What you will do ::
Please quote the material exactly, every line of it.

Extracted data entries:
↓↓↓

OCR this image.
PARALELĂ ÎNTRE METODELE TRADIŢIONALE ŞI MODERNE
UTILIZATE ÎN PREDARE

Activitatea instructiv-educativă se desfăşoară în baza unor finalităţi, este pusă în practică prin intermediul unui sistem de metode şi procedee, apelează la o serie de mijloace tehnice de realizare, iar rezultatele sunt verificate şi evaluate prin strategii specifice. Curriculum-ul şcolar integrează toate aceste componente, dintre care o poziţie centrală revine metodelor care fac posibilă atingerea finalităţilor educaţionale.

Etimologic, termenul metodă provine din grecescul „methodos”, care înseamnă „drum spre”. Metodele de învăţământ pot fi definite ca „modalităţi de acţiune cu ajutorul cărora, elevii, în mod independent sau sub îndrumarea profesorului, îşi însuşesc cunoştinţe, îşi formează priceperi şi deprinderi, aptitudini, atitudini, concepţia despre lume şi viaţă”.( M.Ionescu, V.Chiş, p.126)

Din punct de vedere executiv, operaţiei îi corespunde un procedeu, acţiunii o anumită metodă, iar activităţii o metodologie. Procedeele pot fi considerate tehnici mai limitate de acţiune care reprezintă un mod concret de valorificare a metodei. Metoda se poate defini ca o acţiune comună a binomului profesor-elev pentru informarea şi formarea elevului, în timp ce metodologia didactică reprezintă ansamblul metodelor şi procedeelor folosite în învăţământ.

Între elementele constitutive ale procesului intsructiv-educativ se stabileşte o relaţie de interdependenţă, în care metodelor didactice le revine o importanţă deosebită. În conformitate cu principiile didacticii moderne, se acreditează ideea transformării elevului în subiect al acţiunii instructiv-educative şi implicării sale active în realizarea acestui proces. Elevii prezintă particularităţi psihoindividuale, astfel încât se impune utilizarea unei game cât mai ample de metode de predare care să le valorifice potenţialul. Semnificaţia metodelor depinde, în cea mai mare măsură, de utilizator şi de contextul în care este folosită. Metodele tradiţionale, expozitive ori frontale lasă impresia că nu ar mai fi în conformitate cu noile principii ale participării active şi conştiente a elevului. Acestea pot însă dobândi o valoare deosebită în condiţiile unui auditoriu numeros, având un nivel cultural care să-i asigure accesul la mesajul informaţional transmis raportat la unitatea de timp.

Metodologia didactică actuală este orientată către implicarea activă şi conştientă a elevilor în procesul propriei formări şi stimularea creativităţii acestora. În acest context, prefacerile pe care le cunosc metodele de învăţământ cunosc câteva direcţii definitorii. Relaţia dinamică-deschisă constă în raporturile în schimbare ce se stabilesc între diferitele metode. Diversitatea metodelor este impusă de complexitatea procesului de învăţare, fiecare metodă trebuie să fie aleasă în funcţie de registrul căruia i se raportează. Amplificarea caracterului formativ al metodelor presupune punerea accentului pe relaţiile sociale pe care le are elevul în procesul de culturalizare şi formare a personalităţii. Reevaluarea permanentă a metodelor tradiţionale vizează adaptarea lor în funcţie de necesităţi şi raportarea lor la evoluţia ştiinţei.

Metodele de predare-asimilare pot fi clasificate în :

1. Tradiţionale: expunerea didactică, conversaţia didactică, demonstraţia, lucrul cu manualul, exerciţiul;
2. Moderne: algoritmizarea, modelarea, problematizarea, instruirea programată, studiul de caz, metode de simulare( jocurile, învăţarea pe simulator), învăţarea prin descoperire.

↑↑↑

Reply ::
OCR this image.
PARALELĂ ÎNTRE METODELE TRADIŢIONALE ŞI MODERNE
UTILIZATE ÎN PREDARE

Activitatea instructiv-educativă se desfăşoară în baza unor finalităţi, este pusă în practică prin intermediul unui sistem de metode şi procedee, apelează la o serie de mijloace tehnice de realizare, iar rezultatele sunt verificate şi evaluate prin strategii specifice. Curriculum-ul şcolar integrează toate aceste componente, dintre care o poziţie centrală revine metodelor care fac posibilă atingerea finalităţilor educaţionale.

Etimologic, termenul metodă provine din grecescul „methodos”, care înseamnă „drum spre”. Metodele de învăţământ pot fi definite ca „modalităţi de acţiune cu ajutorul cărora, elevii, în mod independent sau sub îndrumarea profesorului, îşi însuşesc cunoştinţe, îşi formează priceperi şi deprinderi, aptitudini, atitudini, concepţia despre lume şi viaţă”.( M.Ionescu, V.Chiş, p.126)

Din punct de vedere executiv, operaţiei îi corespunde un procedeu, acţiunii o anumită metodă, iar activităţii o metodologie. Procedeele pot fi considerate tehnici mai limitate de acţiune care reprezintă un mod concret de valorificare a metodei. Metoda se poate defini ca o acţiune comună a binomului profesor-elev pentru informarea şi formarea elevului, în timp ce metodologia didactică reprezintă ansamblul metodelor şi procedeelor folosite în învăţământ.

Între elementele constitutive ale procesului intsructiv-educativ se stabileşte o relaţie de interdependenţă, în care metodelor didactice le revine o importanţă deosebită. În conformitate cu principiile didacticii moderne, se acreditează ideea transformării elevului în subiect al acţiunii instructiv-educative şi implicării sale active în realizarea acestui proces. Elevii prezintă particularităţi psihoindividuale, astfel încât se impune utilizarea unei game cât mai ample de metode de predare care să le valorifice potenţialul. Semnificaţia metodelor depinde, în cea mai mare măsură, de utilizator şi de contextul în care este folosită. Metodele tradiţionale, expozitive ori frontale lasă impresia că nu ar mai fi în conformitate cu noile principii ale participării active şi conştiente a elevului. Acestea pot însă dobândi o valoare deosebită în condiţiile unui auditoriu numeros, având un nivel cultural care să-i asigure accesul la mesajul informaţional transmis raportat la unitatea de timp.

Metodologia didactică actuală este orientată către implicarea activă şi conştientă a elevilor în procesul propriei formări şi stimularea creativităţii acestora. În acest context, prefacerile pe care le cunosc metodele de învăţământ cunosc câteva direcţii definitorii. Relaţia dinamică-deschisă constă în raporturile în schimbare ce se stabilesc între diferitele metode. Diversitatea metodelor este impusă de complexitatea procesului de învăţare, fiecare metodă trebuie să fie aleasă în funcţie de registrul căruia i se raportează. Amplificarea caracterului formativ al metodelor presupune punerea accentului pe relaţiile sociale pe care le are elevul în procesul de culturalizare şi formare a personalităţii. Reevaluarea permanentă a metodelor tradiţionale vizează adaptarea lor în funcţie de necesităţi şi raportarea lor la evoluţia ştiinţei.

Metodele de predare-asimilare pot fi clasificate în :

1. Tradiţionale: expunerea didactică, conversaţia didactică, demonstraţia, lucrul cu manualul, exerciţiul;
2. Moderne: algoritmizarea, modelarea, problematizarea, instruirea programată, studiul de caz, metode de simulare( jocurile, învăţarea pe simulator), învăţarea prin descoperire.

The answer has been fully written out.